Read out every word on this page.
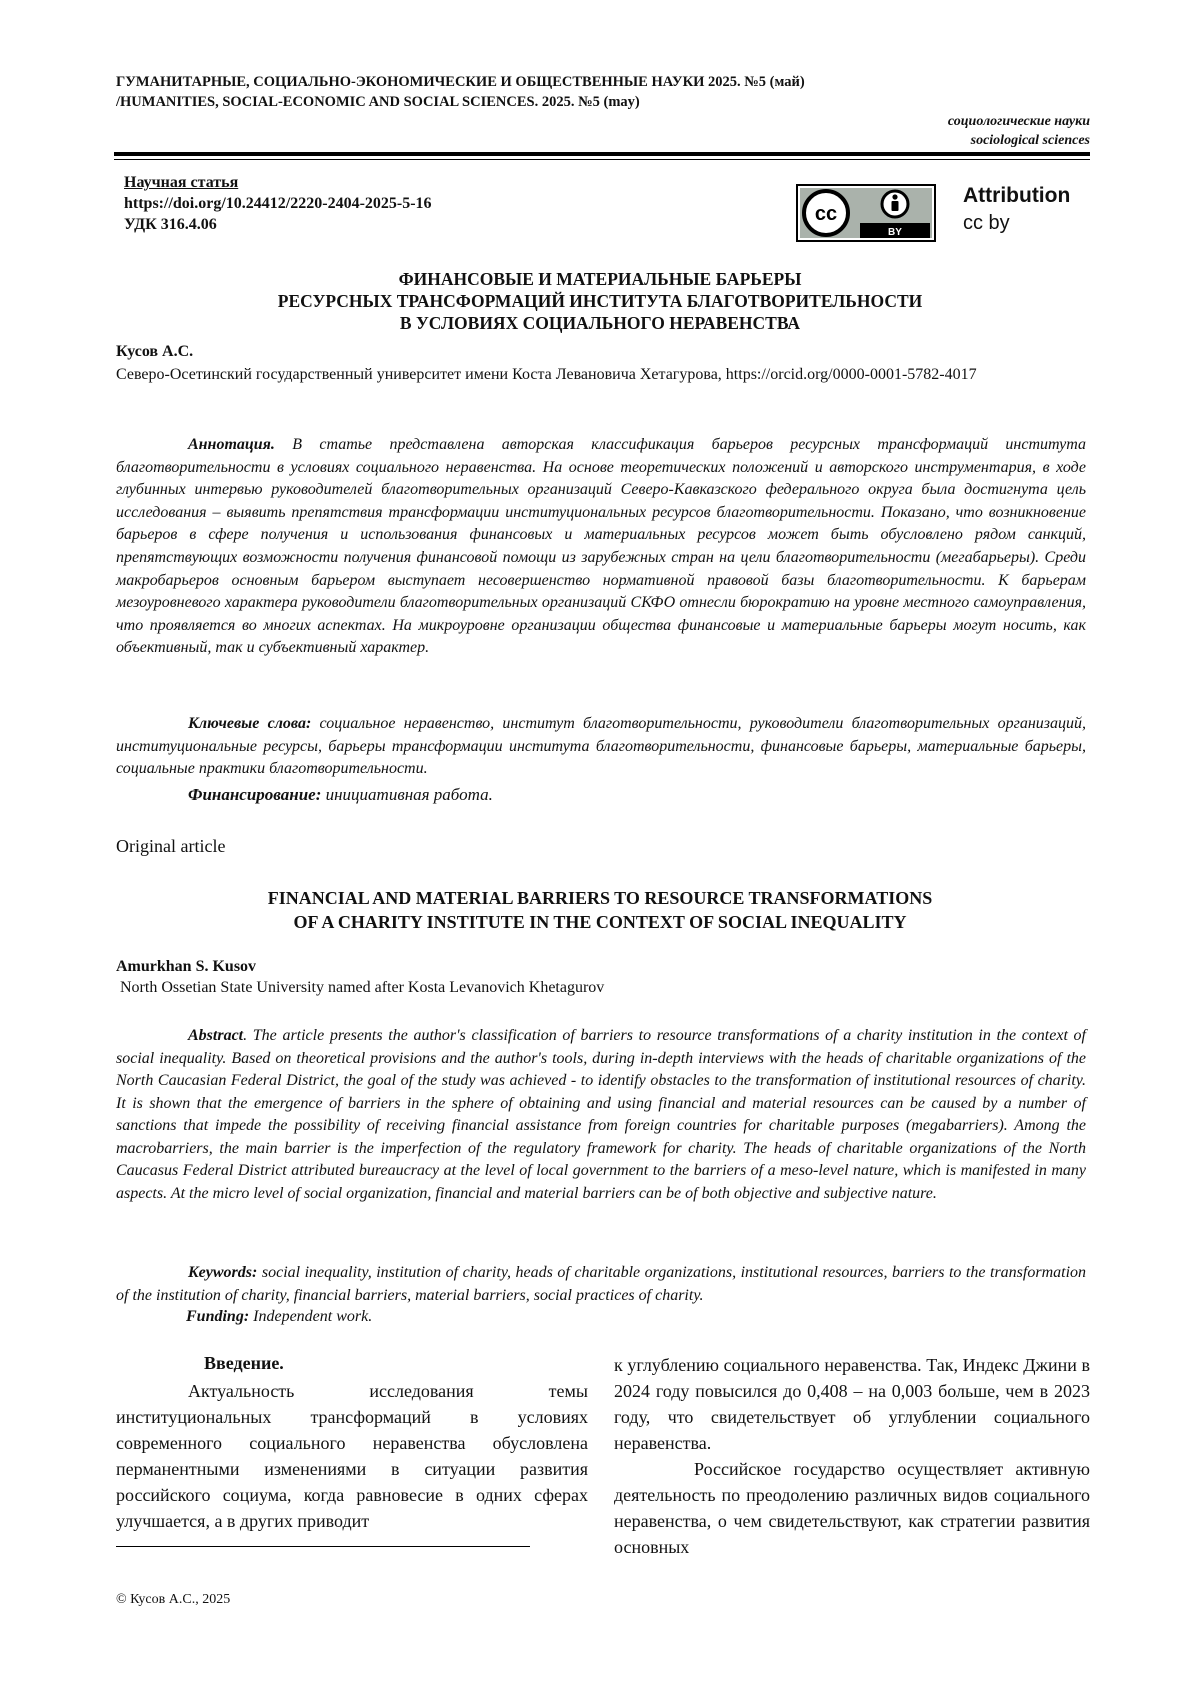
ГУМАНИТАРНЫЕ, СОЦИАЛЬНО-ЭКОНОМИЧЕСКИЕ И ОБЩЕСТВЕННЫЕ НАУКИ 2025. №5 (май)
/HUMANITIES, SOCIAL-ECONOMIC AND SOCIAL SCIENCES. 2025. №5 (may)
социологические науки
sociological sciences
Научная статья
https://doi.org/10.24412/2220-2404-2025-5-16
УДК 316.4.06	cc
BY
Attribution
cc by
ФИНАНСОВЫЕ И МАТЕРИАЛЬНЫЕ БАРЬЕРЫ
РЕСУРСНЫХ ТРАНСФОРМАЦИЙ ИНСТИТУТА БЛАГОТВОРИТЕЛЬНОСТИ
В УСЛОВИЯХ СОЦИАЛЬНОГО НЕРАВЕНСТВА
Кусов А.С.
Северо-Осетинский государственный университет имени Коста Левановича Хетагурова, https://orcid.org/0000-0001-5782-4017
Аннотация. В статье представлена авторская классификация барьеров ресурсных трансформаций института благотворительности в условиях социального неравенства. На основе теоретических положений и авторского инструментария, в ходе глубинных интервью руководителей благотворительных организаций Северо-Кавказского федерального округа была достигнута цель исследования – выявить препятствия трансформации институциональных ресурсов благотворительности. Показано, что возникновение барьеров в сфере получения и использования финансовых и материальных ресурсов может быть обусловлено рядом санкций, препятствующих возможности получения финансовой помощи из зарубежных стран на цели благотворительности (мегабарьеры). Среди макробарьеров основным барьером выступает несовершенство нормативной правовой базы благотворительности. К барьерам мезоуровневого характера руководители благотворительных организаций СКФО отнесли бюрократию на уровне местного самоуправления, что проявляется во многих аспектах. На микроуровне организации общества финансовые и материальные барьеры могут носить, как объективный, так и субъективный характер.
Ключевые слова: социальное неравенство, институт благотворительности, руководители благотворительных организаций, институциональные ресурсы, барьеры трансформации института благотворительности, финансовые барьеры, материальные барьеры, социальные практики благотворительности.
Финансирование: инициативная работа.
Original article
FINANCIAL AND MATERIAL BARRIERS TO RESOURCE TRANSFORMATIONS
OF A CHARITY INSTITUTE IN THE CONTEXT OF SOCIAL INEQUALITY
Amurkhan S. Kusov
North Ossetian State University named after Kosta Levanovich Khetagurov
Abstract. The article presents the author's classification of barriers to resource transformations of a charity institution in the context of social inequality. Based on theoretical provisions and the author's tools, during in-depth interviews with the heads of charitable organizations of the North Caucasian Federal District, the goal of the study was achieved - to identify obstacles to the transformation of institutional resources of charity. It is shown that the emergence of barriers in the sphere of obtaining and using financial and material resources can be caused by a number of sanctions that impede the possibility of receiving financial assistance from foreign countries for charitable purposes (megabarriers). Among the macrobarriers, the main barrier is the imperfection of the regulatory framework for charity. The heads of charitable organizations of the North Caucasus Federal District attributed bureaucracy at the level of local government to the barriers of a meso-level nature, which is manifested in many aspects. At the micro level of social organization, financial and material barriers can be of both objective and subjective nature.
Keywords: social inequality, institution of charity, heads of charitable organizations, institutional resources, barriers to the transformation of the institution of charity, financial barriers, material barriers, social practices of charity.
Funding: Independent work.
Введение.
Актуальность исследования темы институциональных трансформаций в условиях современного социального неравенства обусловлена перманентными изменениями в ситуации развития российского социума, когда равновесие в одних сферах улучшается, а в других приводит
к углублению социального неравенства. Так, Индекс Джини в 2024 году повысился до 0,408 – на 0,003 больше, чем в 2023 году, что свидетельствует об углублении социального неравенства.
Российское государство осуществляет активную деятельность по преодолению различных видов социального неравенства, о чем свидетельствуют, как стратегии развития основных
© Кусов А.С., 2025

▸ **Work instructions**: Pull out all lines containing "организаций".

▸ **Worked answer**:
Аннотация. В статье представлена авторская классификация барьеров ресурсных трансформаций института благотворительности в условиях социального неравенства. На основе теоретических положений и авторского инструментария, в ходе глубинных интервью руководителей благотворительных организаций Северо-Кавказского федерального округа была достигнута цель исследования – выявить препятствия трансформации институциональных ресурсов благотворительности. Показано, что возникновение барьеров в сфере получения и использования финансовых и материальных ресурсов может быть обусловлено рядом санкций, препятствующих возможности получения финансовой помощи из зарубежных стран на цели благотворительности (мегабарьеры). Среди макробарьеров основным барьером выступает несовершенство нормативной правовой базы благотворительности. К барьерам мезоуровневого характера руководители благотворительных организаций СКФО отнесли бюрократию на уровне местного самоуправления, что проявляется во многих аспектах. На микроуровне организации общества финансовые и материальные барьеры могут носить, как объективный, так и субъективный характер.
Ключевые слова: социальное неравенство, институт благотворительности, руководители благотворительных организаций, институциональные ресурсы, барьеры трансформации института благотворительности, финансовые барьеры, материальные барьеры, социальные практики благотворительности.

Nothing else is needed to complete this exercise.